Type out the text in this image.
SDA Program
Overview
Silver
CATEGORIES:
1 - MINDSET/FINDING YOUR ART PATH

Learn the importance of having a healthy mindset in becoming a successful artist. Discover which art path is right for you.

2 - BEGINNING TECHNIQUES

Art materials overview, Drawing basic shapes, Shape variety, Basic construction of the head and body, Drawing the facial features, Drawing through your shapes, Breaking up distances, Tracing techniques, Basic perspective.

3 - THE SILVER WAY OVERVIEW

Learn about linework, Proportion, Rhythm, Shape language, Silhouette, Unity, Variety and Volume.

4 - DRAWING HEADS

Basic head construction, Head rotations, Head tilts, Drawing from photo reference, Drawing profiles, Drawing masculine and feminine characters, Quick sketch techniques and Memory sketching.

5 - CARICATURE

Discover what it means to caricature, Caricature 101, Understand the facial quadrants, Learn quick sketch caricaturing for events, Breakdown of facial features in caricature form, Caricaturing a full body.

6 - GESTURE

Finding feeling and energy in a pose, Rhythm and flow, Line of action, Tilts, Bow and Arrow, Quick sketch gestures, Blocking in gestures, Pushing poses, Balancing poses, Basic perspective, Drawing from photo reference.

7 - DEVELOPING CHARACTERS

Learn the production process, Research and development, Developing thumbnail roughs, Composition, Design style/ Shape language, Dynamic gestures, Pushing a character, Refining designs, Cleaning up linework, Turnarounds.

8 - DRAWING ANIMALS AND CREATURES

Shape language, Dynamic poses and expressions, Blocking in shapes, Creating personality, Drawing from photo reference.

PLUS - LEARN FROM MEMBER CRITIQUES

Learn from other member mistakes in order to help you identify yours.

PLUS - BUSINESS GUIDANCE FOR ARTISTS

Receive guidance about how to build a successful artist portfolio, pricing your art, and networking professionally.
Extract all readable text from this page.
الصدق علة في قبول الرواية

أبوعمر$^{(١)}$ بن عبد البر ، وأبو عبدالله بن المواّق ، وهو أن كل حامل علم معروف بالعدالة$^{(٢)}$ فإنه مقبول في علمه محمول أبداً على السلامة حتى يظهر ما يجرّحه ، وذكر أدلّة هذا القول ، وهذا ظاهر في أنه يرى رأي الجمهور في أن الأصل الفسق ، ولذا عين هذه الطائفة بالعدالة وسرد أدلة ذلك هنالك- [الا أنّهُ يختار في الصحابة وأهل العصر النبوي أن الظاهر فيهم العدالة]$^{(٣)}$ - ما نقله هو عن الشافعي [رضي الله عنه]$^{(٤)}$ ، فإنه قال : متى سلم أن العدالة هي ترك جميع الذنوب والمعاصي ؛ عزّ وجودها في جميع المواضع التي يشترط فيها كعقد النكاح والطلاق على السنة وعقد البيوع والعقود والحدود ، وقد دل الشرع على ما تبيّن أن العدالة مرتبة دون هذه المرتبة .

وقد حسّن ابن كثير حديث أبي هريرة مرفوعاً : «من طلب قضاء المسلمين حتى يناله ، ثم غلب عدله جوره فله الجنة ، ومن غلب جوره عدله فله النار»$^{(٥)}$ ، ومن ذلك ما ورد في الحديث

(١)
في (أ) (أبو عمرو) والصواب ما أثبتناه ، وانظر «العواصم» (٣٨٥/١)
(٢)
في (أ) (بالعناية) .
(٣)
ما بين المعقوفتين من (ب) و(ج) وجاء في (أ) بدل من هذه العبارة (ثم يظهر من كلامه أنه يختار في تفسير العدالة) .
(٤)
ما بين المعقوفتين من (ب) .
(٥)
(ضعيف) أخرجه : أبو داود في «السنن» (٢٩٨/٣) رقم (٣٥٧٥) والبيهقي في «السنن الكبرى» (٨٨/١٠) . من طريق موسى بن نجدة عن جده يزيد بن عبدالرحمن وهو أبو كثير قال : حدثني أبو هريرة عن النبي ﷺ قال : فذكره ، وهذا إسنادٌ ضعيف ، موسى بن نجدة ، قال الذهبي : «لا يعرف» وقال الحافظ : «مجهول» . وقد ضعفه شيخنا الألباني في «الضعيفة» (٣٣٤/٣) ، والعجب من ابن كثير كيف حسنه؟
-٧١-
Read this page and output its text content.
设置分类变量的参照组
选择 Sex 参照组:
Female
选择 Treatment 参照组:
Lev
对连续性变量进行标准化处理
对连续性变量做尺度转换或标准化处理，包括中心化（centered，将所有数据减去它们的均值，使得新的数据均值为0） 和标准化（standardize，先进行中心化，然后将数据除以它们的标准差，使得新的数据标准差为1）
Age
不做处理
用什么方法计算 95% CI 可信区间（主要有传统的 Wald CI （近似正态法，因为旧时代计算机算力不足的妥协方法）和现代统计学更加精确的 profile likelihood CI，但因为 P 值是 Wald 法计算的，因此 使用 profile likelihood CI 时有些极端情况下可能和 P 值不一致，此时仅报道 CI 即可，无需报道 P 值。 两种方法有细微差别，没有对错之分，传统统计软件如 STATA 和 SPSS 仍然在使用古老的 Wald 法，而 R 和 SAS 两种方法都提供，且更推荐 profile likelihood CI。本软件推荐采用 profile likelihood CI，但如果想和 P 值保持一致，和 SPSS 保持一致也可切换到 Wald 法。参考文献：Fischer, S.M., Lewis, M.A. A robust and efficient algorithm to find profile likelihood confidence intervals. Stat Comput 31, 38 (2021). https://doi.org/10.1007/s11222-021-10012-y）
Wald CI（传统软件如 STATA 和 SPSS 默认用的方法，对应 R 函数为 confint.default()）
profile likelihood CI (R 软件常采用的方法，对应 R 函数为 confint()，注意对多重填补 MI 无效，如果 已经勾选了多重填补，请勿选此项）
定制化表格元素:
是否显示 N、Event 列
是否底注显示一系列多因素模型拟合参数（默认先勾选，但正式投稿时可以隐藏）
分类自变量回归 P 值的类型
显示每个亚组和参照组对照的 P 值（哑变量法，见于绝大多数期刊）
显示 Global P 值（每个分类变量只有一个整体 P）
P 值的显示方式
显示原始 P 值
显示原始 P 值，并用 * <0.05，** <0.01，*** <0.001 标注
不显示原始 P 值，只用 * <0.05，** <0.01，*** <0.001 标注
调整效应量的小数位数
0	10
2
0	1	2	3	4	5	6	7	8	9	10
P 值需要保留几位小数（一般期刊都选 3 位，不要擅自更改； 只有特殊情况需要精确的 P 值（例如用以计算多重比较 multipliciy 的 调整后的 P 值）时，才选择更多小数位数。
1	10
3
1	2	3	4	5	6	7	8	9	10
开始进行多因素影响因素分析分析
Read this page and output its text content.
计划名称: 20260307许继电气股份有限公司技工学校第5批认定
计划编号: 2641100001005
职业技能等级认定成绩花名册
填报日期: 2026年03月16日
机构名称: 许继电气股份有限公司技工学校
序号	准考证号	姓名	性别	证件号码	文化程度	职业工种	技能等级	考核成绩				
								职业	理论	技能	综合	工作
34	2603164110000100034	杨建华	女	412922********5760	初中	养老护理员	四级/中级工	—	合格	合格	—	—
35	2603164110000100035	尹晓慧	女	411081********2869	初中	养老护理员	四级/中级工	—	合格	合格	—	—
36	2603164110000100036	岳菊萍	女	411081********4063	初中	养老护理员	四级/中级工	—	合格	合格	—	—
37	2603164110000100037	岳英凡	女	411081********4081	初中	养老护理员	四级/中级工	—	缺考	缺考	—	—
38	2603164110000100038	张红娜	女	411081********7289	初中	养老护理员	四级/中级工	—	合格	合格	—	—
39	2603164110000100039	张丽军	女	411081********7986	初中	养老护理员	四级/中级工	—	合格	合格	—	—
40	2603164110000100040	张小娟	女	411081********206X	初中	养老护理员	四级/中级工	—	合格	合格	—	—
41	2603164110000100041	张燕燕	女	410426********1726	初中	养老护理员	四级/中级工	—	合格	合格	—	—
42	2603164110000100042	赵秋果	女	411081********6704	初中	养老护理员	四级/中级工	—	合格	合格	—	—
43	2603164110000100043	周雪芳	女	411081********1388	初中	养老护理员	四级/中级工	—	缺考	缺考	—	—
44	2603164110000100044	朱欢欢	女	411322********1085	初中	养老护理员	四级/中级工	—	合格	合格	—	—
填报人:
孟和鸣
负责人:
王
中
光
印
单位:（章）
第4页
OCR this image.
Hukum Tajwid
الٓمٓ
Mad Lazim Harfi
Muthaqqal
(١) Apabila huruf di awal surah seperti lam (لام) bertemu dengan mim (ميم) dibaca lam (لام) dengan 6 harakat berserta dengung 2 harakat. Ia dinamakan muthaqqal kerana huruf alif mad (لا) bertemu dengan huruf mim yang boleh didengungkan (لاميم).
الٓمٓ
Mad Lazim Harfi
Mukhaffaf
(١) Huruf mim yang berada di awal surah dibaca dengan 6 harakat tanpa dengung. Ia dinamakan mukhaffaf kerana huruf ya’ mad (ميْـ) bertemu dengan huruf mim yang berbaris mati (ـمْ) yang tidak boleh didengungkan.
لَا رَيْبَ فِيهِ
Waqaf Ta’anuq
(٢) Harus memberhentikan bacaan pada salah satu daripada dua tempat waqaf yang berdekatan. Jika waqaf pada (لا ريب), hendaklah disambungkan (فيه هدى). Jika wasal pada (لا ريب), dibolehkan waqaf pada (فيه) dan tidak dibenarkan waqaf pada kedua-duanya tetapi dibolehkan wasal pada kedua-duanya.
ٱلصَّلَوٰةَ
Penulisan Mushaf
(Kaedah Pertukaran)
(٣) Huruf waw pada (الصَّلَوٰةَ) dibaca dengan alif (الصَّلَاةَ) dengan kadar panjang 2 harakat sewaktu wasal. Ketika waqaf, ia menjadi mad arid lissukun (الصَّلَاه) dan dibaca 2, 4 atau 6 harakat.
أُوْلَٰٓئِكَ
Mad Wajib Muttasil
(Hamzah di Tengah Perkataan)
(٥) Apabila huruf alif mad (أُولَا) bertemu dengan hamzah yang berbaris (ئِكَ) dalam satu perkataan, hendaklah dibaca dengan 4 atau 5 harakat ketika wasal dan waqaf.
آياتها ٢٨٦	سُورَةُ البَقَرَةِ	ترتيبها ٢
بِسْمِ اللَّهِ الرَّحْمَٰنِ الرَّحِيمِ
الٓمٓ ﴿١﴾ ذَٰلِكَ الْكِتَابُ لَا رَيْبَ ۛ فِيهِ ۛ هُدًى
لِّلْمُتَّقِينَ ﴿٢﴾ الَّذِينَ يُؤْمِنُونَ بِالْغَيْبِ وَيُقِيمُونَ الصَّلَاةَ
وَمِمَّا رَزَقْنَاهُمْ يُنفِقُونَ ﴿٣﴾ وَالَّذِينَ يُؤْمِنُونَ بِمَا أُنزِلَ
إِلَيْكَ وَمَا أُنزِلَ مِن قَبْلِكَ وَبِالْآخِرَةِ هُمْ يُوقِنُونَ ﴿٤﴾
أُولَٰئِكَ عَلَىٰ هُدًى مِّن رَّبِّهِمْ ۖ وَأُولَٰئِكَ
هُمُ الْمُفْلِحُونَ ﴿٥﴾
━━━
• [What is needed] State how many lines of the records above contain "linework", with no words besides the number.

• [The solution] 2